Task requirements:
Would you output the whole listing below, exactly as it reads?

Records provided:
-------------------------
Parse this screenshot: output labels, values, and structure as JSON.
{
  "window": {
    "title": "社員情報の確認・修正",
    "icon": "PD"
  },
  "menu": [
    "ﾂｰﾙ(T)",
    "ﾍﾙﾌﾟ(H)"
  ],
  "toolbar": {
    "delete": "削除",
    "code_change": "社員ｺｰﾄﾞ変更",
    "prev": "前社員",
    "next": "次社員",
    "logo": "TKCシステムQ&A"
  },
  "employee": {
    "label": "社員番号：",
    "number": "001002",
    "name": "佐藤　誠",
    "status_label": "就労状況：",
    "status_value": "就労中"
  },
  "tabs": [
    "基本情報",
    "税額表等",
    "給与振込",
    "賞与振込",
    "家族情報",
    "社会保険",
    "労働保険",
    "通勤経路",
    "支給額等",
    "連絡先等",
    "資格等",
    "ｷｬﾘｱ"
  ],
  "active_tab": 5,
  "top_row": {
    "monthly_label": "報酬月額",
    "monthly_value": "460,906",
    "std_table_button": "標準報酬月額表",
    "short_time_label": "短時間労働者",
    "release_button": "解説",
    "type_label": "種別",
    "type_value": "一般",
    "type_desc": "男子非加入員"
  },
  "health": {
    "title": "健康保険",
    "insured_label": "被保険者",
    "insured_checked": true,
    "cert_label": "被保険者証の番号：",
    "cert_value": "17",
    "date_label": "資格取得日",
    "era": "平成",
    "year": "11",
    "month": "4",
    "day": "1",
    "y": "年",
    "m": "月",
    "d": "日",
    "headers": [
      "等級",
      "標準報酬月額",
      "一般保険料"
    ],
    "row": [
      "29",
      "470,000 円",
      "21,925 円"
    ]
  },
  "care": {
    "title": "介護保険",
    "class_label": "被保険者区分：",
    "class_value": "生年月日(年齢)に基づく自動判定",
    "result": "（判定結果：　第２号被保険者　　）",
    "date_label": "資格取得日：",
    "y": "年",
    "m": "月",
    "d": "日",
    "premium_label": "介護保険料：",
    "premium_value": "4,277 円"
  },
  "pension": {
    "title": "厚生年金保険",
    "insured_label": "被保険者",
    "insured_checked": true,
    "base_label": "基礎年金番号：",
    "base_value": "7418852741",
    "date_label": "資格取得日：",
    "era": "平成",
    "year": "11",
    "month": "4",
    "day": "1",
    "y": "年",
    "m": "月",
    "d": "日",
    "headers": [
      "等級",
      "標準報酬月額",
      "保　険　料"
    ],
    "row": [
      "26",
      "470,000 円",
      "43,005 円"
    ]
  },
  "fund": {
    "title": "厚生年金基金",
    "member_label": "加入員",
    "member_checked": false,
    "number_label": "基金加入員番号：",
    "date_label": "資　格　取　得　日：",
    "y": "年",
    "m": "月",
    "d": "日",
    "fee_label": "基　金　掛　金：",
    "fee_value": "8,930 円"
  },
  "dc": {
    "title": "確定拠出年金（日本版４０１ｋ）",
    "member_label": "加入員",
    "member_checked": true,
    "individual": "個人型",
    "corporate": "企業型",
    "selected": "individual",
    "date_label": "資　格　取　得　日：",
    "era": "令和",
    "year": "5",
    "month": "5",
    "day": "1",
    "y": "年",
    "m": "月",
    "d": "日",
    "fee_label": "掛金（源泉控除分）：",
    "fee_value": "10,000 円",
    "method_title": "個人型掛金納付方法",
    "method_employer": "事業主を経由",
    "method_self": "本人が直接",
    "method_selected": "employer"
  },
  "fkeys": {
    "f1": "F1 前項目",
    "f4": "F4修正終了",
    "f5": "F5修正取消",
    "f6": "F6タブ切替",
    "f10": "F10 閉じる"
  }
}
-------------------------
Answer to this exercise:
Parse this screenshot: output labels, values, and structure as JSON.
{
  "window": {
    "title": "社員情報の確認・修正",
    "icon": "PD"
  },
  "menu": [
    "ﾂｰﾙ(T)",
    "ﾍﾙﾌﾟ(H)"
  ],
  "toolbar": {
    "delete": "削除",
    "code_change": "社員ｺｰﾄﾞ変更",
    "prev": "前社員",
    "next": "次社員",
    "logo": "TKCシステムQ&A"
  },
  "employee": {
    "label": "社員番号：",
    "number": "001002",
    "name": "佐藤　誠",
    "status_label": "就労状況：",
    "status_value": "就労中"
  },
  "tabs": [
    "基本情報",
    "税額表等",
    "給与振込",
    "賞与振込",
    "家族情報",
    "社会保険",
    "労働保険",
    "通勤経路",
    "支給額等",
    "連絡先等",
    "資格等",
    "ｷｬﾘｱ"
  ],
  "active_tab": 5,
  "top_row": {
    "monthly_label": "報酬月額",
    "monthly_value": "460,906",
    "std_table_button": "標準報酬月額表",
    "short_time_label": "短時間労働者",
    "release_button": "解説",
    "type_label": "種別",
    "type_value": "一般",
    "type_desc": "男子非加入員"
  },
  "health": {
    "title": "健康保険",
    "insured_label": "被保険者",
    "insured_checked": true,
    "cert_label": "被保険者証の番号：",
    "cert_value": "17",
    "date_label": "資格取得日",
    "era": "平成",
    "year": "11",
    "month": "4",
    "day": "1",
    "y": "年",
    "m": "月",
    "d": "日",
    "headers": [
      "等級",
      "標準報酬月額",
      "一般保険料"
    ],
    "row": [
      "29",
      "470,000 円",
      "21,925 円"
    ]
  },
  "care": {
    "title": "介護保険",
    "class_label": "被保険者区分：",
    "class_value": "生年月日(年齢)に基づく自動判定",
    "result": "（判定結果：　第２号被保険者　　）",
    "date_label": "資格取得日：",
    "y": "年",
    "m": "月",
    "d": "日",
    "premium_label": "介護保険料：",
    "premium_value": "4,277 円"
  },
  "pension": {
    "title": "厚生年金保険",
    "insured_label": "被保険者",
    "insured_checked": true,
    "base_label": "基礎年金番号：",
    "base_value": "7418852741",
    "date_label": "資格取得日：",
    "era": "平成",
    "year": "11",
    "month": "4",
    "day": "1",
    "y": "年",
    "m": "月",
    "d": "日",
    "headers": [
      "等級",
      "標準報酬月額",
      "保　険　料"
    ],
    "row": [
      "26",
      "470,000 円",
      "43,005 円"
    ]
  },
  "fund": {
    "title": "厚生年金基金",
    "member_label": "加入員",
    "member_checked": false,
    "number_label": "基金加入員番号：",
    "date_label": "資　格　取　得　日：",
    "y": "年",
    "m": "月",
    "d": "日",
    "fee_label": "基　金　掛　金：",
    "fee_value": "8,930 円"
  },
  "dc": {
    "title": "確定拠出年金（日本版４０１ｋ）",
    "member_label": "加入員",
    "member_checked": true,
    "individual": "個人型",
    "corporate": "企業型",
    "selected": "individual",
    "date_label": "資　格　取　得　日：",
    "era": "令和",
    "year": "5",
    "month": "5",
    "day": "1",
    "y": "年",
    "m": "月",
    "d": "日",
    "fee_label": "掛金（源泉控除分）：",
    "fee_value": "10,000 円",
    "method_title": "個人型掛金納付方法",
    "method_employer": "事業主を経由",
    "method_self": "本人が直接",
    "method_selected": "employer"
  },
  "fkeys": {
    "f1": "F1 前項目",
    "f4": "F4修正終了",
    "f5": "F5修正取消",
    "f6": "F6タブ切替",
    "f10": "F10 閉じる"
  }
}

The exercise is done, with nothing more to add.